Set problem =>
Draw out every line with the word "лицам" from the listing below.
##### Material for this task
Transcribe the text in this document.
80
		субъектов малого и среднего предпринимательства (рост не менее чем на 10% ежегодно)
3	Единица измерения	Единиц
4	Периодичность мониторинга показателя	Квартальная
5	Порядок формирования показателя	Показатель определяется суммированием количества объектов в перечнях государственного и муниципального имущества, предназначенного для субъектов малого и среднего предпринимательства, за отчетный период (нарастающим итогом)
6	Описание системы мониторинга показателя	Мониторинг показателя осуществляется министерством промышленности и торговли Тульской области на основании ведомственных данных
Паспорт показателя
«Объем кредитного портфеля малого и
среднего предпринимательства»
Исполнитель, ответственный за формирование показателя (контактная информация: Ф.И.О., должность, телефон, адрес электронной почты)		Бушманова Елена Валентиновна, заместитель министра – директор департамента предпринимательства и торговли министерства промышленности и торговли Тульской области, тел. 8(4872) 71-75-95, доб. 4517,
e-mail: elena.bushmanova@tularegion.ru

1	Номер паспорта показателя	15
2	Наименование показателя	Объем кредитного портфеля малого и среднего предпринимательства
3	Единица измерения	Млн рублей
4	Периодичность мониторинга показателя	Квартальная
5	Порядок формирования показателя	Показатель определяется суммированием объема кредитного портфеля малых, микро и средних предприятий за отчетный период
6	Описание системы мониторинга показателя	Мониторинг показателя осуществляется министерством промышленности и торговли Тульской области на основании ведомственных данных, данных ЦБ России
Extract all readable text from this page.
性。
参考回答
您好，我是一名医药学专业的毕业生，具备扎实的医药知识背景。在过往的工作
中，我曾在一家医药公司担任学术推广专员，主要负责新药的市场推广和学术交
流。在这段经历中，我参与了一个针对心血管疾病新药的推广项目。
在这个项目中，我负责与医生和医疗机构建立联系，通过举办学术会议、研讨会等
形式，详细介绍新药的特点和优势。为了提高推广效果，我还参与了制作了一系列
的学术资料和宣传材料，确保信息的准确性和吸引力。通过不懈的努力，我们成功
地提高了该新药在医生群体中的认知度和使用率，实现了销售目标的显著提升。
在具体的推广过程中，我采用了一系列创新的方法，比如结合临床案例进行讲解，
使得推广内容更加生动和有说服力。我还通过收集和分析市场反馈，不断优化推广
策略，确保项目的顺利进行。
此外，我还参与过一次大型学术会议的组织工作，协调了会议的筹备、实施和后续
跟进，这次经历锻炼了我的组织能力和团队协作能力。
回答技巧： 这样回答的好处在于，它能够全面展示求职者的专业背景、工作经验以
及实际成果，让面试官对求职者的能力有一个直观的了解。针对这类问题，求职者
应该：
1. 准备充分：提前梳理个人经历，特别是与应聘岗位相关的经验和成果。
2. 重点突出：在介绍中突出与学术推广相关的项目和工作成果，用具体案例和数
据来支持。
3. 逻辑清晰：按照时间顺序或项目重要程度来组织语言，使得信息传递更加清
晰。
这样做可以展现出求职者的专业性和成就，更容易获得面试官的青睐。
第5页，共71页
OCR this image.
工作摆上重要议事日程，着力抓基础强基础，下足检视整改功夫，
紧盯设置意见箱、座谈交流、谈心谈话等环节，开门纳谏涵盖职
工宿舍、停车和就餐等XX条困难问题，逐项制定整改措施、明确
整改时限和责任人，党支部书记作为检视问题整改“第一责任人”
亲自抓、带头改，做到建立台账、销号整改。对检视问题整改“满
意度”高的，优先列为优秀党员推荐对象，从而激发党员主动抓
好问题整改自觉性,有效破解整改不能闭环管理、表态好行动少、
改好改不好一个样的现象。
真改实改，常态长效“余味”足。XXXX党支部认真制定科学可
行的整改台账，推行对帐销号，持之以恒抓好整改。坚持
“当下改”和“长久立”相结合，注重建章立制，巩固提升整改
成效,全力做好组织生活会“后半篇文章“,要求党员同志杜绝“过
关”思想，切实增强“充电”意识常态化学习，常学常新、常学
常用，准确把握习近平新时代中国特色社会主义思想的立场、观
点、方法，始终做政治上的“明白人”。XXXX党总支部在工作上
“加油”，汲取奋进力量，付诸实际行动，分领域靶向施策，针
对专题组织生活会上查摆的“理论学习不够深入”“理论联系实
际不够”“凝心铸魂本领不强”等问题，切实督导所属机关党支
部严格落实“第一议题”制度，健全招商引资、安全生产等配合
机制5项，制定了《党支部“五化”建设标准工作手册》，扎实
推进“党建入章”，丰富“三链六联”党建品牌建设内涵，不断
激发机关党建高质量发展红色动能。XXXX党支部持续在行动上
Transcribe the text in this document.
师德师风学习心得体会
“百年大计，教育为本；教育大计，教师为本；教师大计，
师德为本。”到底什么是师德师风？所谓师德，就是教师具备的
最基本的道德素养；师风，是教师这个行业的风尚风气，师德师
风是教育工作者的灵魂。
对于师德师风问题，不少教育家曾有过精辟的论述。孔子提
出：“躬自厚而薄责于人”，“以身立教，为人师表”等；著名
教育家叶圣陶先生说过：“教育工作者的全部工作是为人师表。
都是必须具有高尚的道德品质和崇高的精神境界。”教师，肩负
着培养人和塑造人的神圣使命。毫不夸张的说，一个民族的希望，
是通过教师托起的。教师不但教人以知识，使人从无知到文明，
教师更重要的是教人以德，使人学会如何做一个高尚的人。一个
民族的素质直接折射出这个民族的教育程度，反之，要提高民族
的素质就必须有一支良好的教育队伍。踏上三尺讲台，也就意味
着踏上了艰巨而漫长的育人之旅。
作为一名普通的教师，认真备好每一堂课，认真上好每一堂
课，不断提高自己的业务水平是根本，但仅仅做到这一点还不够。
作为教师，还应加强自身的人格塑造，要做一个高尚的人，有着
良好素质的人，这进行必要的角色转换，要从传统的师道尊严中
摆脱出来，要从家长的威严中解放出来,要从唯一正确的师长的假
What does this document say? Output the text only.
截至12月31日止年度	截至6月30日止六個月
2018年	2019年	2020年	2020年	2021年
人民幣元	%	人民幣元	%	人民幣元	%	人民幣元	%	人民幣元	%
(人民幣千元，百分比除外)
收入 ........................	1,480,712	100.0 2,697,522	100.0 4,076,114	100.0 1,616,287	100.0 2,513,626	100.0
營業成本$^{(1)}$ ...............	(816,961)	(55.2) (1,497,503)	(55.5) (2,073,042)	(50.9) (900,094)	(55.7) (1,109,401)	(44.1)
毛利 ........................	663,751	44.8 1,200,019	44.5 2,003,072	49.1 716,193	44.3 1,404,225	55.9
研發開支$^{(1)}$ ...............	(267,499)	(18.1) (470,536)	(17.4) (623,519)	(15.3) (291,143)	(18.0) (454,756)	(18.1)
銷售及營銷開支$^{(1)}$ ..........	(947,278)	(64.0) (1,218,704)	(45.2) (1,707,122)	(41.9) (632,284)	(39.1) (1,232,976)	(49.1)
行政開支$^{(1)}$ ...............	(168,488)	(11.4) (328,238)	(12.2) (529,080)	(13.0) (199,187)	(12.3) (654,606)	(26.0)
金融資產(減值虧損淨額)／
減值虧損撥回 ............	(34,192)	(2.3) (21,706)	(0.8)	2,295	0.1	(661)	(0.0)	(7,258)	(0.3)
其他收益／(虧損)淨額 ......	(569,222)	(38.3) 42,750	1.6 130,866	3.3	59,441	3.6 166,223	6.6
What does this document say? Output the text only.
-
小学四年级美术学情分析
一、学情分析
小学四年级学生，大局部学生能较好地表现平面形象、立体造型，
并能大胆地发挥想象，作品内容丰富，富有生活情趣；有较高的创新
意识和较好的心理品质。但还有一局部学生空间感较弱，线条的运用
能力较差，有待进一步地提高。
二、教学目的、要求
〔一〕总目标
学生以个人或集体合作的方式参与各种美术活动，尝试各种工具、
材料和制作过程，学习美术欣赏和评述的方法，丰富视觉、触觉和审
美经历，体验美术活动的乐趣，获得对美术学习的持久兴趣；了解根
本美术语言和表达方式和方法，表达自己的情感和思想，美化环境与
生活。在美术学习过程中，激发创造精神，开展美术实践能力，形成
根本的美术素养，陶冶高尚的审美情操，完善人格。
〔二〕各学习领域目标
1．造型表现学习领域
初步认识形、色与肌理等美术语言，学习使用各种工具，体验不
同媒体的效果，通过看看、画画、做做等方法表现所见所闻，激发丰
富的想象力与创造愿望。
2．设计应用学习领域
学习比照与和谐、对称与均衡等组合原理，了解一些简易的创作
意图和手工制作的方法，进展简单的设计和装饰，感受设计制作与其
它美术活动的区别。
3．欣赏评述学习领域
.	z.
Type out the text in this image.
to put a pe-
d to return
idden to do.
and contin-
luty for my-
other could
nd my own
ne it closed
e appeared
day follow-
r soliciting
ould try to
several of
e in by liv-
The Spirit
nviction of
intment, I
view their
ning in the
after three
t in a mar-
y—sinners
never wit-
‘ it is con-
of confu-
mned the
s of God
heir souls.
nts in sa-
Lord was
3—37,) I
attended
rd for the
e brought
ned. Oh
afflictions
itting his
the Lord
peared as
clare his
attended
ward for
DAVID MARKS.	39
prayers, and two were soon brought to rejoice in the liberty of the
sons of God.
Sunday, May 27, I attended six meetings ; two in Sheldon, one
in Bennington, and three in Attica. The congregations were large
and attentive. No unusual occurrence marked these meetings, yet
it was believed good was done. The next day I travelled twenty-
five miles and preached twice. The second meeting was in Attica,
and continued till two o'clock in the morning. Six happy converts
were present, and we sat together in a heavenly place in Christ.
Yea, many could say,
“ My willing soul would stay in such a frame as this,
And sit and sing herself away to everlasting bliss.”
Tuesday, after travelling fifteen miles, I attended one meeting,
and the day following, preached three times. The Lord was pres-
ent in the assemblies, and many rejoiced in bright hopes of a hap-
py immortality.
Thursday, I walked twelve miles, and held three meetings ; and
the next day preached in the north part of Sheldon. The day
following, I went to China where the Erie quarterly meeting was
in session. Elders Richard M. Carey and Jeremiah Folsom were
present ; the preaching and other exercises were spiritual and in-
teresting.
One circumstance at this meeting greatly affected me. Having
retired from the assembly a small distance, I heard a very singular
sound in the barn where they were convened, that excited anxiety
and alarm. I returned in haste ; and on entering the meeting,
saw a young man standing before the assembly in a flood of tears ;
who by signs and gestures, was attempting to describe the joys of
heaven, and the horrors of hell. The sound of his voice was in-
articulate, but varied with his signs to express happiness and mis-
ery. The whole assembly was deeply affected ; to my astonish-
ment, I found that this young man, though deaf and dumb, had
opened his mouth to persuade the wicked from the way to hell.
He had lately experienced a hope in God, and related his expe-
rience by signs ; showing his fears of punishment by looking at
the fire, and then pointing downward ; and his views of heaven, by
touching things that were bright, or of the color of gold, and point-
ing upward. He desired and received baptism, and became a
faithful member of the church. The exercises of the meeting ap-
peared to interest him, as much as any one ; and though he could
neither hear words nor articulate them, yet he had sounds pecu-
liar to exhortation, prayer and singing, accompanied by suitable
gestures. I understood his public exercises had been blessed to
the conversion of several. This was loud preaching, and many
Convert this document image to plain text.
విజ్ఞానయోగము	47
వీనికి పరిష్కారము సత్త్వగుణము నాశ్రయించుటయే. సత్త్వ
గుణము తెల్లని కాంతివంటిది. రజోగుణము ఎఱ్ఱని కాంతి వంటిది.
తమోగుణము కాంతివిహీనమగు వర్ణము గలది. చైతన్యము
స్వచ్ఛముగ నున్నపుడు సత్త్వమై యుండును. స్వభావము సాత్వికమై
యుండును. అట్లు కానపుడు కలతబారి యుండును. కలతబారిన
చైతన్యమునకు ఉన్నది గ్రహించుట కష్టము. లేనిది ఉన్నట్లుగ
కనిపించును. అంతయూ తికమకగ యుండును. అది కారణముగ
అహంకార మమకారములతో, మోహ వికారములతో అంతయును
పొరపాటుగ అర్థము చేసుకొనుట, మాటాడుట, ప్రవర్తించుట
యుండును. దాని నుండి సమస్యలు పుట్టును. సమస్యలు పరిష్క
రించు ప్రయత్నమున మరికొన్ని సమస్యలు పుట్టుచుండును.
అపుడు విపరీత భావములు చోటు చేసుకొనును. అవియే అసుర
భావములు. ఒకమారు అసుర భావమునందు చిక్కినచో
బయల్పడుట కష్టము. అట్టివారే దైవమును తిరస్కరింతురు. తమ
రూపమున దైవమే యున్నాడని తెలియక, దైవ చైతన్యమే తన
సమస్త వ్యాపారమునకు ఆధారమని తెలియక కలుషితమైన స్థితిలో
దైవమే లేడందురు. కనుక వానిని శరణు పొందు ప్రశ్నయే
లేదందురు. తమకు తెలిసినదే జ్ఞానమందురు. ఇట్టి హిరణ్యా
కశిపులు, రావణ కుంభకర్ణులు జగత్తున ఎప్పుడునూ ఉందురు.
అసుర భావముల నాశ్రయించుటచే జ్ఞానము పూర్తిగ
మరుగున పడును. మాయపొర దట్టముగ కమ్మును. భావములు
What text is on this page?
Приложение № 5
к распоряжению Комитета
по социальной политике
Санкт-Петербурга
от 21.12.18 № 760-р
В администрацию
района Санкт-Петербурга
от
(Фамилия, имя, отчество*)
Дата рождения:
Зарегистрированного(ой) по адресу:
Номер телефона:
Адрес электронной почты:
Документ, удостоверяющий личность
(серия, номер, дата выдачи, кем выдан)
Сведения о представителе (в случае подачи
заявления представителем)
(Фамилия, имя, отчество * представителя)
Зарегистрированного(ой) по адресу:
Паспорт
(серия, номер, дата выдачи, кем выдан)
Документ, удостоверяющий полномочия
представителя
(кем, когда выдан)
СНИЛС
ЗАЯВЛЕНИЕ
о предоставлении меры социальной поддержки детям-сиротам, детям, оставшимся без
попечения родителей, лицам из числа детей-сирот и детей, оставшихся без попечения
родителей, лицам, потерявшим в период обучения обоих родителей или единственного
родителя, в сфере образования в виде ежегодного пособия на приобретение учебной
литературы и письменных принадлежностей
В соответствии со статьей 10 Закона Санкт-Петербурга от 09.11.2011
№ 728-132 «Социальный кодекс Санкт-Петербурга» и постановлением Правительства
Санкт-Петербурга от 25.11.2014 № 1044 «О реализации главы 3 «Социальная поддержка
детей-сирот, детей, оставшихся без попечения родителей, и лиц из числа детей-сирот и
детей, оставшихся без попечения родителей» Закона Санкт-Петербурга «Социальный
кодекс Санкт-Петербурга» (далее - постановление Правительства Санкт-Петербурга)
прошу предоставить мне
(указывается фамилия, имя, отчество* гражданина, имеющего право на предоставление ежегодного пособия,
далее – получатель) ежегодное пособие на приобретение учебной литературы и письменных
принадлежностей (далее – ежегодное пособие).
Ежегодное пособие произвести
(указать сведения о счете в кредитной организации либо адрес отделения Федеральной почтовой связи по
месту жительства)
##########
Written solution =>
попечения родителей, лицам из числа детей-сирот и детей, оставшихся без попечения
родителей, лицам, потерявшим в период обучения обоих родителей или единственного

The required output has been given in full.